**Goal of the exercise**.
Every entry that follows should be reproduced exactly.

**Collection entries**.

[Begin]

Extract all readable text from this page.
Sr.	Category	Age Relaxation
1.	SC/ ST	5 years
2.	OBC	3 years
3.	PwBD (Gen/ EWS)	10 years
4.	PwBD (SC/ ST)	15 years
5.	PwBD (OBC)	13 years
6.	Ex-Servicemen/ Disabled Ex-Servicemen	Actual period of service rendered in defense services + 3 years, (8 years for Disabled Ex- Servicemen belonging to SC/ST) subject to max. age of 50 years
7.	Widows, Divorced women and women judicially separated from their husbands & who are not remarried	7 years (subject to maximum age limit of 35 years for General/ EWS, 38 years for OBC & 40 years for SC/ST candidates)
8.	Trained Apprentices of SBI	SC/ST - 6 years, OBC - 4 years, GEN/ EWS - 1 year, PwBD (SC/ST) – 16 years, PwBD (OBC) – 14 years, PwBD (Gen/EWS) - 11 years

[End]

**Finished answer**.
Extract all readable text from this page.
Sr.	Category	Age Relaxation
1.	SC/ ST	5 years
2.	OBC	3 years
3.	PwBD (Gen/ EWS)	10 years
4.	PwBD (SC/ ST)	15 years
5.	PwBD (OBC)	13 years
6.	Ex-Servicemen/ Disabled Ex-Servicemen	Actual period of service rendered in defense services + 3 years, (8 years for Disabled Ex- Servicemen belonging to SC/ST) subject to max. age of 50 years
7.	Widows, Divorced women and women judicially separated from their husbands & who are not remarried	7 years (subject to maximum age limit of 35 years for General/ EWS, 38 years for OBC & 40 years for SC/ST candidates)
8.	Trained Apprentices of SBI	SC/ST - 6 years, OBC - 4 years, GEN/ EWS - 1 year, PwBD (SC/ST) – 16 years, PwBD (OBC) – 14 years, PwBD (Gen/EWS) - 11 years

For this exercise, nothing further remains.